[Data entries for graphics]
##############################
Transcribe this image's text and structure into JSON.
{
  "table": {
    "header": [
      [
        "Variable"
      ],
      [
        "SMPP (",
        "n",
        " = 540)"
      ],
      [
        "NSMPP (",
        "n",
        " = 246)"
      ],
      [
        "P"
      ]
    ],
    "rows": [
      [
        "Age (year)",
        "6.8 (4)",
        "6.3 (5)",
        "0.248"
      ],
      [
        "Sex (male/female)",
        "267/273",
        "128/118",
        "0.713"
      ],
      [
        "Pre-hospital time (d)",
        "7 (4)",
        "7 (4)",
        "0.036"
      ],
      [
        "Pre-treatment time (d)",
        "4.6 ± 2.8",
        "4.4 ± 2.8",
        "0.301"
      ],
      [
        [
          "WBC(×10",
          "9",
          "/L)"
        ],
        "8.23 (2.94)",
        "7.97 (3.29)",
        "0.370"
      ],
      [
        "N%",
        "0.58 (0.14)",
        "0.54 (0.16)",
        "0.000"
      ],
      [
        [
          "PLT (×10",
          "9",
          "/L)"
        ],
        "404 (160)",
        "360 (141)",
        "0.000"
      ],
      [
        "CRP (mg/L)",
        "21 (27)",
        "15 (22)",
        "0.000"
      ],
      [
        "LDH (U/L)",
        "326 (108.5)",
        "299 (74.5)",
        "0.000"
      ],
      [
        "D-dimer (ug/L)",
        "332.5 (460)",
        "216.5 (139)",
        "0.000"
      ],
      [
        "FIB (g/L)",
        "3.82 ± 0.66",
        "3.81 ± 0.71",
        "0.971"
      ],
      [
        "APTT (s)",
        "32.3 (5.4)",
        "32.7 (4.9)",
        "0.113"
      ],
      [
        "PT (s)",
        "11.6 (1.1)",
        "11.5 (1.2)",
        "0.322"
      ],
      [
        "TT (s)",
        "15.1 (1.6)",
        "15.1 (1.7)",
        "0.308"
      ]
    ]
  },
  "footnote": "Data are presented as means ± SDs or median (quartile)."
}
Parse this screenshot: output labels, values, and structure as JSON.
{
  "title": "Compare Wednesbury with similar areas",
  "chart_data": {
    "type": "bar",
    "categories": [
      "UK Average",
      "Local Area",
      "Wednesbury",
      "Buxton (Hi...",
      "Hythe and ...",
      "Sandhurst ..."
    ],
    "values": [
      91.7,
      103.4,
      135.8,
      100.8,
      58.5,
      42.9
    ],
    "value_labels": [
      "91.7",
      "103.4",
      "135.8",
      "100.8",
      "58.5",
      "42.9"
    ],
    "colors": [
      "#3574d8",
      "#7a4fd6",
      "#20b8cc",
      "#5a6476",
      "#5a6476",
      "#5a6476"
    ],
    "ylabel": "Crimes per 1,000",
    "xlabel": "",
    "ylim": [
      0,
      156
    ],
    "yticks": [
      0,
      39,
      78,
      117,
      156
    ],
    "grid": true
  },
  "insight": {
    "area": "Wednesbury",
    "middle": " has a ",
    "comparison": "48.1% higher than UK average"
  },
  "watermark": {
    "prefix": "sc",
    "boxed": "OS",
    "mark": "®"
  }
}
##############################
- _What the task asks_
Search the lines above for the string "Wednesbury" and copy each line that has it.

- _Written response_
  "title": "Compare Wednesbury with similar areas",
      "Wednesbury",
    "area": "Wednesbury",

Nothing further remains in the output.